* [Directions for this task] Copy whichever lines contain the string "false".

* [Record list]
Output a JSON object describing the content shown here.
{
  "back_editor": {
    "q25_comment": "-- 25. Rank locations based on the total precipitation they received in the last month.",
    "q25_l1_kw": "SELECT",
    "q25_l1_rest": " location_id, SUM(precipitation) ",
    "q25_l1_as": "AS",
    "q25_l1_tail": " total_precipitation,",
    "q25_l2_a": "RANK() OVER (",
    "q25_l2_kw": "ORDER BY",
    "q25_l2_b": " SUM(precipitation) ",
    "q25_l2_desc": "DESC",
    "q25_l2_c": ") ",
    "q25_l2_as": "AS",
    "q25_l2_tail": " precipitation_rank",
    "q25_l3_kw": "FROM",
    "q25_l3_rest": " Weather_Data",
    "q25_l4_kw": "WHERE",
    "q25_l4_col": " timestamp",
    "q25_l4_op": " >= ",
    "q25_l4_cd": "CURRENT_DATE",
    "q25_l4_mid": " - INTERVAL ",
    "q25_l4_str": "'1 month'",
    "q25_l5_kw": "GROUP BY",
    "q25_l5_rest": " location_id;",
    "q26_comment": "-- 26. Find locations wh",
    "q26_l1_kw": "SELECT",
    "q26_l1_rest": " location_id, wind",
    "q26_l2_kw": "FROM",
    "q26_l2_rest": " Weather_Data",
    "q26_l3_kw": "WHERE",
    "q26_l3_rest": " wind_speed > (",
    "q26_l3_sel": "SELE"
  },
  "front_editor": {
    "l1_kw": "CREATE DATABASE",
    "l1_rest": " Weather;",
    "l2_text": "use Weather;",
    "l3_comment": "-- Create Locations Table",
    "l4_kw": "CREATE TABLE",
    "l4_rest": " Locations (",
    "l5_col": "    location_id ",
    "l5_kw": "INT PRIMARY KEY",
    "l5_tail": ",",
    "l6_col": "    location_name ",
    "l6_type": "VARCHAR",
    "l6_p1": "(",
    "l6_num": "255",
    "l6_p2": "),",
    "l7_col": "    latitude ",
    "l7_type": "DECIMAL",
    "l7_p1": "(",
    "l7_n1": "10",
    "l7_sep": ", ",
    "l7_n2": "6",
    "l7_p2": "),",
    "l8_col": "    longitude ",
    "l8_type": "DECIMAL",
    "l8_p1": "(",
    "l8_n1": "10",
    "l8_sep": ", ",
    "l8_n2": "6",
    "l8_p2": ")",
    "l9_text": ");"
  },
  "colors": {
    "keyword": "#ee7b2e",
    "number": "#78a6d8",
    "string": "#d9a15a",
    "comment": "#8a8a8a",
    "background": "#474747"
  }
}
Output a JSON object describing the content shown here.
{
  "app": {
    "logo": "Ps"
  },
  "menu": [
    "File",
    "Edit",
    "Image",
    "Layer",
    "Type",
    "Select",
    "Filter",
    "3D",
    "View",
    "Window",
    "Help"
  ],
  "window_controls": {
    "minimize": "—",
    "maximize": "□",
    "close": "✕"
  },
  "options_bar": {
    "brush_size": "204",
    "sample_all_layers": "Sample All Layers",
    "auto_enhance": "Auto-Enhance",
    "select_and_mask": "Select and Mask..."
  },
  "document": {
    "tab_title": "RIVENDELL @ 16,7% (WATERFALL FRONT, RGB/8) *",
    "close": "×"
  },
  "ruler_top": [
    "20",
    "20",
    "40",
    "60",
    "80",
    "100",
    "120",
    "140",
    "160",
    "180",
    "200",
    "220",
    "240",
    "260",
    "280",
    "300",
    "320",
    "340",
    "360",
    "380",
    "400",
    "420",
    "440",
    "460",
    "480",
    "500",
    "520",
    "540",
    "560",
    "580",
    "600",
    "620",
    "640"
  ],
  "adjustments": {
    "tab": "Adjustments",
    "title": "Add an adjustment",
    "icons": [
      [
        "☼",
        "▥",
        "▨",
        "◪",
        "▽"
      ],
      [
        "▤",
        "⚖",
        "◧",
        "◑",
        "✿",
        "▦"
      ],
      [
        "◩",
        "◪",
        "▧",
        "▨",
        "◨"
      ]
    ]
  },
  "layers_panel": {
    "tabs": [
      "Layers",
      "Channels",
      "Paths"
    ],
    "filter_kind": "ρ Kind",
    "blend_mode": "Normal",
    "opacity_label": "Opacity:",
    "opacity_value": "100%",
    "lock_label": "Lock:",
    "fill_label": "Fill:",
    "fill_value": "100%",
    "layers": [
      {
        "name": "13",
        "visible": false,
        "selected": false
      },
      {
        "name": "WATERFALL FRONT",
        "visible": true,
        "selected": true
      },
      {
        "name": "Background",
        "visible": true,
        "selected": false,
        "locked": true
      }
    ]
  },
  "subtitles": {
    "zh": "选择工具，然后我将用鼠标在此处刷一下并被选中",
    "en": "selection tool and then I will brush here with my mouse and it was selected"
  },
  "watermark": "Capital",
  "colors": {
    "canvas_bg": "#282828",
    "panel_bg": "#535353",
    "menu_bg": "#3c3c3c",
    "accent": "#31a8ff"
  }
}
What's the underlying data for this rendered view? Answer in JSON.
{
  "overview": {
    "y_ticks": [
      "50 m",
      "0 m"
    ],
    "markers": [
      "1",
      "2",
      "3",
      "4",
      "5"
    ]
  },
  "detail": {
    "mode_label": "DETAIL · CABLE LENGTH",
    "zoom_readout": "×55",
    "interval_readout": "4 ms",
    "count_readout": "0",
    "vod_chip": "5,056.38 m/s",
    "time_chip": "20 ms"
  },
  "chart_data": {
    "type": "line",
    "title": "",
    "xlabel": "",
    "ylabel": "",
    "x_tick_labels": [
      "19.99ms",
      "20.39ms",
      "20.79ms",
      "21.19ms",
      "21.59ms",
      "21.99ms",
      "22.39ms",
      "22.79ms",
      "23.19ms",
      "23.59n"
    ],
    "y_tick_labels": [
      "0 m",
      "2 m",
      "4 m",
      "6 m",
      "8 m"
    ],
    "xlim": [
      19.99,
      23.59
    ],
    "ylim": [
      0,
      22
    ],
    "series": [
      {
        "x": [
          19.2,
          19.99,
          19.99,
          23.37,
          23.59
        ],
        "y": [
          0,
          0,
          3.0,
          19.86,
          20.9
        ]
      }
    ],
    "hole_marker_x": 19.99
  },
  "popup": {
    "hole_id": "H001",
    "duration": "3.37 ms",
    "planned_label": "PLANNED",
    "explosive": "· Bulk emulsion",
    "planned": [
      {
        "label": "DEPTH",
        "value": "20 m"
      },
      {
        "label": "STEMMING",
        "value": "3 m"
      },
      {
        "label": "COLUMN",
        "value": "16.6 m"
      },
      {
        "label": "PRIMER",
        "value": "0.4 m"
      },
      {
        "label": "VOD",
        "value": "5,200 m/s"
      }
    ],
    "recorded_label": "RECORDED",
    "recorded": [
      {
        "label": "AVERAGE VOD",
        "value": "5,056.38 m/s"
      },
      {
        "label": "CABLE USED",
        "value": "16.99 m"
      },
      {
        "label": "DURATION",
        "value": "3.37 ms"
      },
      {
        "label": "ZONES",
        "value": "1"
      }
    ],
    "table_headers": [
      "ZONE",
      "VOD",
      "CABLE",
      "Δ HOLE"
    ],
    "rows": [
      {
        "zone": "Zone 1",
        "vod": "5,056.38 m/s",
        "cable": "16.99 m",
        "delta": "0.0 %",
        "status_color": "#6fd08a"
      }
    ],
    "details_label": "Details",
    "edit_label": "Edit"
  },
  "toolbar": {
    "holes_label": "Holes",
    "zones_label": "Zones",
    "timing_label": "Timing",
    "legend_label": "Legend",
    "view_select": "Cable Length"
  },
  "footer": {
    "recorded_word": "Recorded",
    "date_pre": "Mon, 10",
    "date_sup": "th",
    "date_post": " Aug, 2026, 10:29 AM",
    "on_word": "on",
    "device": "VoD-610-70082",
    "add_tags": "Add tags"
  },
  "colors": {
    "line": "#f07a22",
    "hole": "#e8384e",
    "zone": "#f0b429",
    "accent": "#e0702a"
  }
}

* [Written answer]
        "visible": false,
        "selected": false
        "selected": false,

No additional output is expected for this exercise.